# Exercise task
Quote each record exactly, please, leaving none out.

Collection entries

* * * * * * *

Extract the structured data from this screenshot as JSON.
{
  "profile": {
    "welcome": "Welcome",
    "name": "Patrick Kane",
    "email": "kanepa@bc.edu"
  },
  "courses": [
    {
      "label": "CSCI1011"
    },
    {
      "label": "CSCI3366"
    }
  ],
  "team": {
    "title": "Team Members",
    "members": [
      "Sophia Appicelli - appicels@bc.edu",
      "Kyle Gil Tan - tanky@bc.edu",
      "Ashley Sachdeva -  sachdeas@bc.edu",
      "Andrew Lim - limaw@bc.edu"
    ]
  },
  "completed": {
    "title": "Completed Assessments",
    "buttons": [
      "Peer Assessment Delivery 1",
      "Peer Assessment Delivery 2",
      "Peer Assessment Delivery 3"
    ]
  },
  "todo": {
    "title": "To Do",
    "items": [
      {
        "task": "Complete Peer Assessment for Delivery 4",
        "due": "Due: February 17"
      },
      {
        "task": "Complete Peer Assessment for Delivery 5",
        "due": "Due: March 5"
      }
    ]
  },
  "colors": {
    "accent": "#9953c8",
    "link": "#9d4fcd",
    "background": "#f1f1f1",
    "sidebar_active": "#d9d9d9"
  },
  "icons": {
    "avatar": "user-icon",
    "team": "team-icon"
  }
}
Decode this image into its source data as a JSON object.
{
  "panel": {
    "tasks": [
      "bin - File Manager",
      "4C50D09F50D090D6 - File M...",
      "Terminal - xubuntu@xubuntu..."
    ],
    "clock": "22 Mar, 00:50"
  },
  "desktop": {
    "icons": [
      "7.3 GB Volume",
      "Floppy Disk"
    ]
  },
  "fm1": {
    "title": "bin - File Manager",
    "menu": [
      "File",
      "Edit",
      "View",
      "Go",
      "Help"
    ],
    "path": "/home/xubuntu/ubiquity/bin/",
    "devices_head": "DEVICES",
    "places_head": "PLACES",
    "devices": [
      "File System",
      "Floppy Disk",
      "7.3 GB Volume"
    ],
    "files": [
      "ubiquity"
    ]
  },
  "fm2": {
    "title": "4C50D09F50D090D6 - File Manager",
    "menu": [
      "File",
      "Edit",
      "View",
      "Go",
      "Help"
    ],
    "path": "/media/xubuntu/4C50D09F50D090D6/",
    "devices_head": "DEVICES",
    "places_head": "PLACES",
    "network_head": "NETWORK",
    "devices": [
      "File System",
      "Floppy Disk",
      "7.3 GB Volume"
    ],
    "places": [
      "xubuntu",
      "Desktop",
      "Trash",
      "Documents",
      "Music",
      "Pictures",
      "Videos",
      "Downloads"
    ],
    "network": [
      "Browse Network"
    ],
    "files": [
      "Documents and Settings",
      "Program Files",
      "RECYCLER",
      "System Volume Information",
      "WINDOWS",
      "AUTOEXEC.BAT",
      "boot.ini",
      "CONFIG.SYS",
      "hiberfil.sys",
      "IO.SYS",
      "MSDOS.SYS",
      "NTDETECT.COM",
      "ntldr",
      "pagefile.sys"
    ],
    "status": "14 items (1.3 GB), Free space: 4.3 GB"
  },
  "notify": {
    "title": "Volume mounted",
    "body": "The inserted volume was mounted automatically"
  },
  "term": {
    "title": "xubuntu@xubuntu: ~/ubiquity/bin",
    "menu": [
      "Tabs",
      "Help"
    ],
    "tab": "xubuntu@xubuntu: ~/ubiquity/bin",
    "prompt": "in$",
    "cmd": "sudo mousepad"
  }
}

* * * * * * *

# Reply
Extract the structured data from this screenshot as JSON.
{
  "profile": {
    "welcome": "Welcome",
    "name": "Patrick Kane",
    "email": "kanepa@bc.edu"
  },
  "courses": [
    {
      "label": "CSCI1011"
    },
    {
      "label": "CSCI3366"
    }
  ],
  "team": {
    "title": "Team Members",
    "members": [
      "Sophia Appicelli - appicels@bc.edu",
      "Kyle Gil Tan - tanky@bc.edu",
      "Ashley Sachdeva -  sachdeas@bc.edu",
      "Andrew Lim - limaw@bc.edu"
    ]
  },
  "completed": {
    "title": "Completed Assessments",
    "buttons": [
      "Peer Assessment Delivery 1",
      "Peer Assessment Delivery 2",
      "Peer Assessment Delivery 3"
    ]
  },
  "todo": {
    "title": "To Do",
    "items": [
      {
        "task": "Complete Peer Assessment for Delivery 4",
        "due": "Due: February 17"
      },
      {
        "task": "Complete Peer Assessment for Delivery 5",
        "due": "Due: March 5"
      }
    ]
  },
  "colors": {
    "accent": "#9953c8",
    "link": "#9d4fcd",
    "background": "#f1f1f1",
    "sidebar_active": "#d9d9d9"
  },
  "icons": {
    "avatar": "user-icon",
    "team": "team-icon"
  }
}
Decode this image into its source data as a JSON object.
{
  "panel": {
    "tasks": [
      "bin - File Manager",
      "4C50D09F50D090D6 - File M...",
      "Terminal - xubuntu@xubuntu..."
    ],
    "clock": "22 Mar, 00:50"
  },
  "desktop": {
    "icons": [
      "7.3 GB Volume",
      "Floppy Disk"
    ]
  },
  "fm1": {
    "title": "bin - File Manager",
    "menu": [
      "File",
      "Edit",
      "View",
      "Go",
      "Help"
    ],
    "path": "/home/xubuntu/ubiquity/bin/",
    "devices_head": "DEVICES",
    "places_head": "PLACES",
    "devices": [
      "File System",
      "Floppy Disk",
      "7.3 GB Volume"
    ],
    "files": [
      "ubiquity"
    ]
  },
  "fm2": {
    "title": "4C50D09F50D090D6 - File Manager",
    "menu": [
      "File",
      "Edit",
      "View",
      "Go",
      "Help"
    ],
    "path": "/media/xubuntu/4C50D09F50D090D6/",
    "devices_head": "DEVICES",
    "places_head": "PLACES",
    "network_head": "NETWORK",
    "devices": [
      "File System",
      "Floppy Disk",
      "7.3 GB Volume"
    ],
    "places": [
      "xubuntu",
      "Desktop",
      "Trash",
      "Documents",
      "Music",
      "Pictures",
      "Videos",
      "Downloads"
    ],
    "network": [
      "Browse Network"
    ],
    "files": [
      "Documents and Settings",
      "Program Files",
      "RECYCLER",
      "System Volume Information",
      "WINDOWS",
      "AUTOEXEC.BAT",
      "boot.ini",
      "CONFIG.SYS",
      "hiberfil.sys",
      "IO.SYS",
      "MSDOS.SYS",
      "NTDETECT.COM",
      "ntldr",
      "pagefile.sys"
    ],
    "status": "14 items (1.3 GB), Free space: 4.3 GB"
  },
  "notify": {
    "title": "Volume mounted",
    "body": "The inserted volume was mounted automatically"
  },
  "term": {
    "title": "xubuntu@xubuntu: ~/ubiquity/bin",
    "menu": [
      "Tabs",
      "Help"
    ],
    "tab": "xubuntu@xubuntu: ~/ubiquity/bin",
    "prompt": "in$",
    "cmd": "sudo mousepad"
  }
}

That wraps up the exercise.